_GIVEN EXERCISE_: Check each line for the word "Hickenlooper" and give how many have it. Say nothing else.

_DATA FOR THIS TASK_:
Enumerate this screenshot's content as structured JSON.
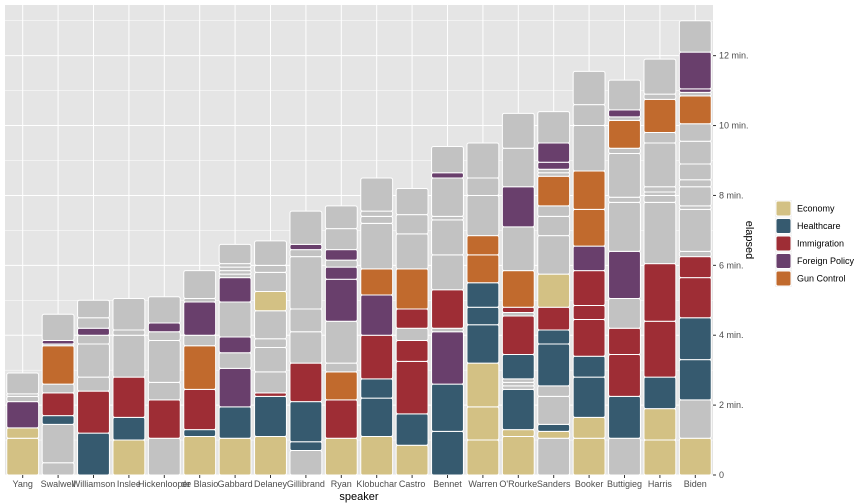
{
  "chart_data": {
    "type": "bar",
    "stacked": true,
    "xlabel": "speaker",
    "ylabel": "elapsed",
    "ylim": [
      0,
      13.45
    ],
    "y_ticks": [
      0,
      2,
      4,
      6,
      8,
      10,
      12
    ],
    "y_tick_labels": [
      "0",
      "2 min.",
      "4 min.",
      "6 min.",
      "8 min.",
      "10 min.",
      "12 min."
    ],
    "grid": true,
    "legend_position": "right",
    "panel_background": "#e5e5e5",
    "grid_color": "#ffffff",
    "categories": [
      "Yang",
      "Swalwell",
      "Williamson",
      "Inslee",
      "Hickenlooper",
      "de Blasio",
      "Gabbard",
      "Delaney",
      "Gillibrand",
      "Ryan",
      "Klobuchar",
      "Castro",
      "Bennet",
      "Warren",
      "O'Rourke",
      "Sanders",
      "Booker",
      "Buttigieg",
      "Harris",
      "Biden"
    ],
    "topic_colors": {
      "Economy": "#d3c184",
      "Healthcare": "#365a6f",
      "Immigration": "#9e2d35",
      "Foreign Policy": "#693f6c",
      "Gun Control": "#c16a2d",
      "Other": "#c2c2c2"
    },
    "legend": [
      "Economy",
      "Healthcare",
      "Immigration",
      "Foreign Policy",
      "Gun Control"
    ],
    "bars": [
      {
        "speaker": "Yang",
        "segments": [
          [
            "Economy",
            1.05
          ],
          [
            "Economy",
            0.3
          ],
          [
            "Foreign Policy",
            0.75
          ],
          [
            "Other",
            0.15
          ],
          [
            "Other",
            0.07
          ],
          [
            "Other",
            0.6
          ]
        ]
      },
      {
        "speaker": "Swalwell",
        "segments": [
          [
            "Other",
            0.35
          ],
          [
            "Other",
            1.1
          ],
          [
            "Healthcare",
            0.25
          ],
          [
            "Immigration",
            0.65
          ],
          [
            "Other",
            0.25
          ],
          [
            "Gun Control",
            1.1
          ],
          [
            "Other",
            0.05
          ],
          [
            "Foreign Policy",
            0.1
          ],
          [
            "Other",
            0.75
          ]
        ]
      },
      {
        "speaker": "Williamson",
        "segments": [
          [
            "Healthcare",
            1.2
          ],
          [
            "Immigration",
            1.2
          ],
          [
            "Other",
            0.4
          ],
          [
            "Other",
            0.95
          ],
          [
            "Other",
            0.25
          ],
          [
            "Foreign Policy",
            0.2
          ],
          [
            "Other",
            0.3
          ],
          [
            "Other",
            0.5
          ]
        ]
      },
      {
        "speaker": "Inslee",
        "segments": [
          [
            "Economy",
            1.0
          ],
          [
            "Healthcare",
            0.65
          ],
          [
            "Immigration",
            1.15
          ],
          [
            "Other",
            1.2
          ],
          [
            "Other",
            0.15
          ],
          [
            "Other",
            0.9
          ]
        ]
      },
      {
        "speaker": "Hickenlooper",
        "segments": [
          [
            "Other",
            1.05
          ],
          [
            "Immigration",
            1.1
          ],
          [
            "Other",
            0.5
          ],
          [
            "Other",
            1.2
          ],
          [
            "Other",
            0.25
          ],
          [
            "Foreign Policy",
            0.25
          ],
          [
            "Other",
            0.75
          ]
        ]
      },
      {
        "speaker": "de Blasio",
        "segments": [
          [
            "Economy",
            1.1
          ],
          [
            "Healthcare",
            0.2
          ],
          [
            "Immigration",
            1.15
          ],
          [
            "Gun Control",
            1.25
          ],
          [
            "Other",
            0.3
          ],
          [
            "Foreign Policy",
            0.95
          ],
          [
            "Other",
            0.1
          ],
          [
            "Other",
            0.8
          ]
        ]
      },
      {
        "speaker": "Gabbard",
        "segments": [
          [
            "Economy",
            1.05
          ],
          [
            "Healthcare",
            0.9
          ],
          [
            "Foreign Policy",
            1.1
          ],
          [
            "Other",
            0.45
          ],
          [
            "Foreign Policy",
            0.45
          ],
          [
            "Other",
            1.0
          ],
          [
            "Foreign Policy",
            0.7
          ],
          [
            "Other",
            0.1
          ],
          [
            "Other",
            0.1
          ],
          [
            "Other",
            0.1
          ],
          [
            "Other",
            0.1
          ],
          [
            "Other",
            0.55
          ]
        ]
      },
      {
        "speaker": "Delaney",
        "segments": [
          [
            "Economy",
            1.1
          ],
          [
            "Healthcare",
            1.15
          ],
          [
            "Immigration",
            0.1
          ],
          [
            "Other",
            0.6
          ],
          [
            "Other",
            0.7
          ],
          [
            "Other",
            0.25
          ],
          [
            "Other",
            0.8
          ],
          [
            "Economy",
            0.55
          ],
          [
            "Other",
            0.55
          ],
          [
            "Other",
            0.2
          ],
          [
            "Other",
            0.7
          ]
        ]
      },
      {
        "speaker": "Gillibrand",
        "segments": [
          [
            "Other",
            0.7
          ],
          [
            "Healthcare",
            0.25
          ],
          [
            "Healthcare",
            1.15
          ],
          [
            "Immigration",
            1.1
          ],
          [
            "Other",
            0.9
          ],
          [
            "Other",
            0.65
          ],
          [
            "Other",
            1.5
          ],
          [
            "Other",
            0.2
          ],
          [
            "Foreign Policy",
            0.15
          ],
          [
            "Other",
            0.95
          ]
        ]
      },
      {
        "speaker": "Ryan",
        "segments": [
          [
            "Economy",
            1.05
          ],
          [
            "Immigration",
            1.1
          ],
          [
            "Gun Control",
            0.8
          ],
          [
            "Other",
            0.25
          ],
          [
            "Other",
            1.2
          ],
          [
            "Foreign Policy",
            1.2
          ],
          [
            "Foreign Policy",
            0.35
          ],
          [
            "Other",
            0.2
          ],
          [
            "Foreign Policy",
            0.3
          ],
          [
            "Other",
            0.6
          ],
          [
            "Other",
            0.65
          ]
        ]
      },
      {
        "speaker": "Klobuchar",
        "segments": [
          [
            "Economy",
            1.1
          ],
          [
            "Healthcare",
            1.1
          ],
          [
            "Healthcare",
            0.55
          ],
          [
            "Immigration",
            1.25
          ],
          [
            "Foreign Policy",
            1.15
          ],
          [
            "Gun Control",
            0.75
          ],
          [
            "Other",
            1.3
          ],
          [
            "Other",
            0.2
          ],
          [
            "Other",
            0.15
          ],
          [
            "Other",
            0.95
          ]
        ]
      },
      {
        "speaker": "Castro",
        "segments": [
          [
            "Economy",
            0.85
          ],
          [
            "Healthcare",
            0.9
          ],
          [
            "Immigration",
            1.5
          ],
          [
            "Immigration",
            0.6
          ],
          [
            "Other",
            0.35
          ],
          [
            "Immigration",
            0.55
          ],
          [
            "Gun Control",
            1.15
          ],
          [
            "Other",
            1.0
          ],
          [
            "Other",
            0.55
          ],
          [
            "Other",
            0.75
          ]
        ]
      },
      {
        "speaker": "Bennet",
        "segments": [
          [
            "Healthcare",
            1.25
          ],
          [
            "Healthcare",
            1.35
          ],
          [
            "Foreign Policy",
            1.5
          ],
          [
            "Other",
            0.1
          ],
          [
            "Immigration",
            1.1
          ],
          [
            "Other",
            1.0
          ],
          [
            "Other",
            1.0
          ],
          [
            "Other",
            0.1
          ],
          [
            "Other",
            1.1
          ],
          [
            "Foreign Policy",
            0.15
          ],
          [
            "Other",
            0.75
          ]
        ]
      },
      {
        "speaker": "Warren",
        "segments": [
          [
            "Economy",
            1.0
          ],
          [
            "Economy",
            0.95
          ],
          [
            "Economy",
            1.25
          ],
          [
            "Healthcare",
            1.1
          ],
          [
            "Healthcare",
            0.5
          ],
          [
            "Healthcare",
            0.7
          ],
          [
            "Gun Control",
            0.8
          ],
          [
            "Gun Control",
            0.55
          ],
          [
            "Other",
            1.15
          ],
          [
            "Other",
            0.5
          ],
          [
            "Other",
            1.0
          ]
        ]
      },
      {
        "speaker": "O'Rourke",
        "segments": [
          [
            "Economy",
            1.1
          ],
          [
            "Economy",
            0.2
          ],
          [
            "Healthcare",
            1.15
          ],
          [
            "Other",
            0.1
          ],
          [
            "Other",
            0.1
          ],
          [
            "Other",
            0.1
          ],
          [
            "Healthcare",
            0.7
          ],
          [
            "Immigration",
            1.1
          ],
          [
            "Other",
            0.1
          ],
          [
            "Immigration",
            0.15
          ],
          [
            "Gun Control",
            1.05
          ],
          [
            "Other",
            1.25
          ],
          [
            "Foreign Policy",
            1.15
          ],
          [
            "Other",
            1.1
          ],
          [
            "Other",
            1.0
          ]
        ]
      },
      {
        "speaker": "Sanders",
        "segments": [
          [
            "Other",
            1.05
          ],
          [
            "Economy",
            0.2
          ],
          [
            "Healthcare",
            0.2
          ],
          [
            "Other",
            0.8
          ],
          [
            "Other",
            0.3
          ],
          [
            "Healthcare",
            1.2
          ],
          [
            "Healthcare",
            0.4
          ],
          [
            "Immigration",
            0.65
          ],
          [
            "Economy",
            0.95
          ],
          [
            "Other",
            1.1
          ],
          [
            "Other",
            0.55
          ],
          [
            "Other",
            0.3
          ],
          [
            "Gun Control",
            0.85
          ],
          [
            "Other",
            0.1
          ],
          [
            "Other",
            0.1
          ],
          [
            "Foreign Policy",
            0.2
          ],
          [
            "Foreign Policy",
            0.55
          ],
          [
            "Other",
            0.9
          ]
        ]
      },
      {
        "speaker": "Booker",
        "segments": [
          [
            "Economy",
            1.05
          ],
          [
            "Economy",
            0.6
          ],
          [
            "Healthcare",
            1.15
          ],
          [
            "Healthcare",
            0.6
          ],
          [
            "Immigration",
            1.05
          ],
          [
            "Immigration",
            0.4
          ],
          [
            "Immigration",
            1.0
          ],
          [
            "Foreign Policy",
            0.7
          ],
          [
            "Gun Control",
            1.05
          ],
          [
            "Gun Control",
            1.1
          ],
          [
            "Other",
            1.3
          ],
          [
            "Other",
            0.6
          ],
          [
            "Other",
            0.95
          ]
        ]
      },
      {
        "speaker": "Buttigieg",
        "segments": [
          [
            "Other",
            1.05
          ],
          [
            "Healthcare",
            1.2
          ],
          [
            "Immigration",
            1.2
          ],
          [
            "Immigration",
            0.75
          ],
          [
            "Other",
            0.85
          ],
          [
            "Foreign Policy",
            1.35
          ],
          [
            "Other",
            1.4
          ],
          [
            "Other",
            0.15
          ],
          [
            "Other",
            1.25
          ],
          [
            "Other",
            0.15
          ],
          [
            "Gun Control",
            0.8
          ],
          [
            "Other",
            0.1
          ],
          [
            "Foreign Policy",
            0.2
          ],
          [
            "Other",
            0.85
          ]
        ]
      },
      {
        "speaker": "Harris",
        "segments": [
          [
            "Economy",
            1.0
          ],
          [
            "Economy",
            0.9
          ],
          [
            "Healthcare",
            0.9
          ],
          [
            "Immigration",
            1.6
          ],
          [
            "Immigration",
            1.65
          ],
          [
            "Other",
            1.75
          ],
          [
            "Other",
            0.2
          ],
          [
            "Other",
            0.1
          ],
          [
            "Other",
            0.15
          ],
          [
            "Other",
            1.25
          ],
          [
            "Other",
            0.3
          ],
          [
            "Gun Control",
            0.95
          ],
          [
            "Other",
            0.15
          ],
          [
            "Other",
            1.0
          ]
        ]
      },
      {
        "speaker": "Biden",
        "segments": [
          [
            "Economy",
            1.05
          ],
          [
            "Other",
            1.1
          ],
          [
            "Healthcare",
            1.15
          ],
          [
            "Healthcare",
            1.2
          ],
          [
            "Immigration",
            1.15
          ],
          [
            "Immigration",
            0.6
          ],
          [
            "Other",
            0.15
          ],
          [
            "Other",
            1.2
          ],
          [
            "Other",
            0.1
          ],
          [
            "Other",
            0.55
          ],
          [
            "Other",
            0.2
          ],
          [
            "Other",
            0.45
          ],
          [
            "Other",
            0.65
          ],
          [
            "Other",
            0.5
          ],
          [
            "Gun Control",
            0.8
          ],
          [
            "Other",
            0.1
          ],
          [
            "Foreign Policy",
            0.1
          ],
          [
            "Foreign Policy",
            1.05
          ],
          [
            "Other",
            0.9
          ]
        ]
      }
    ]
  }
}
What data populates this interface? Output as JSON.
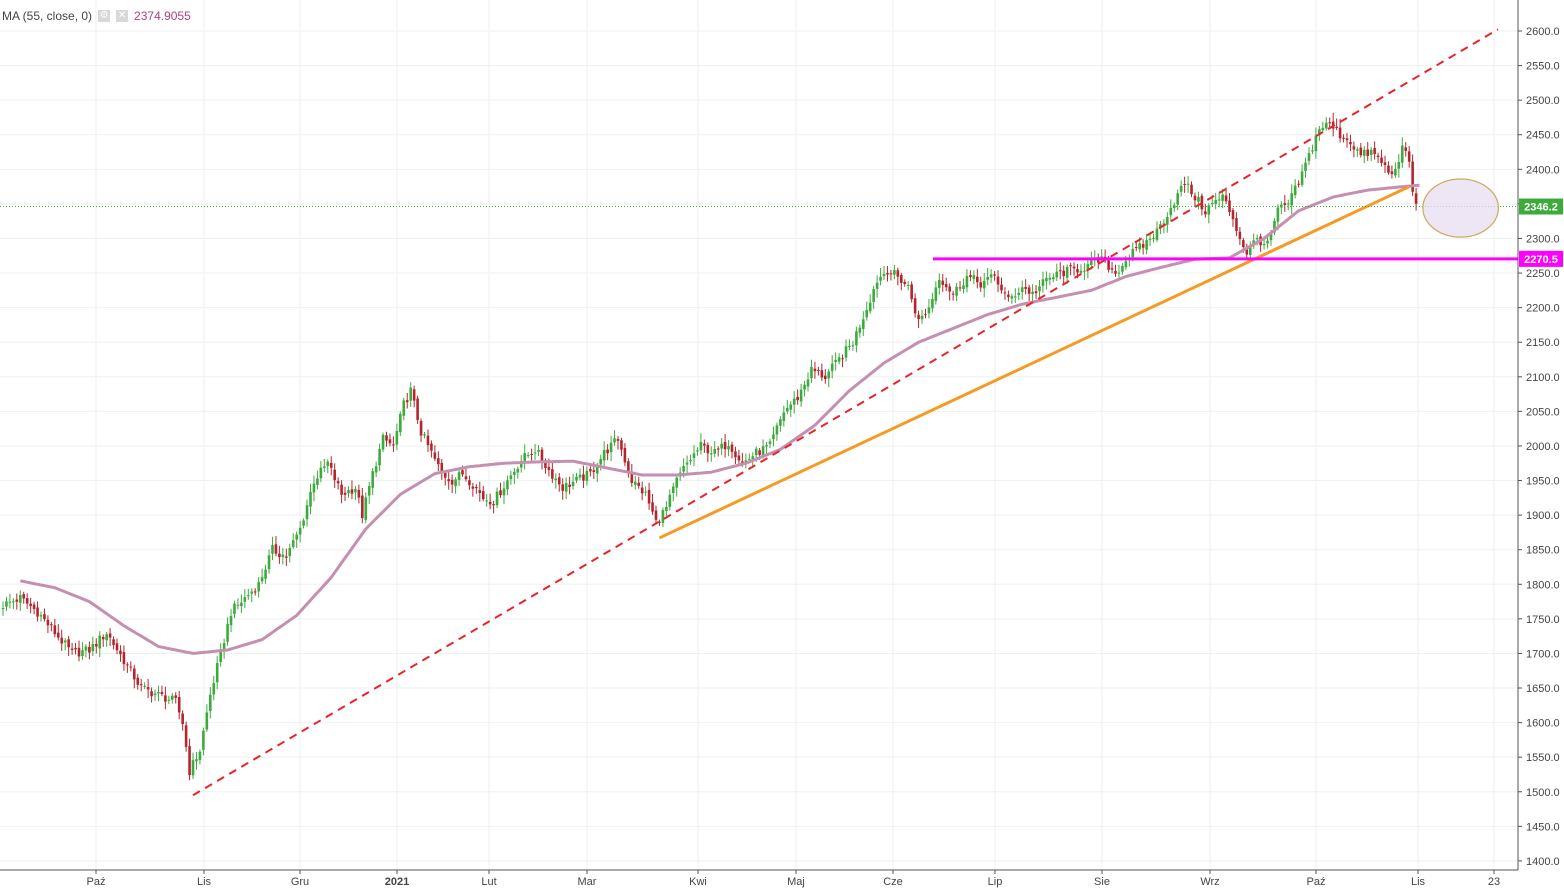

_EXPECTED ANSWER_: 2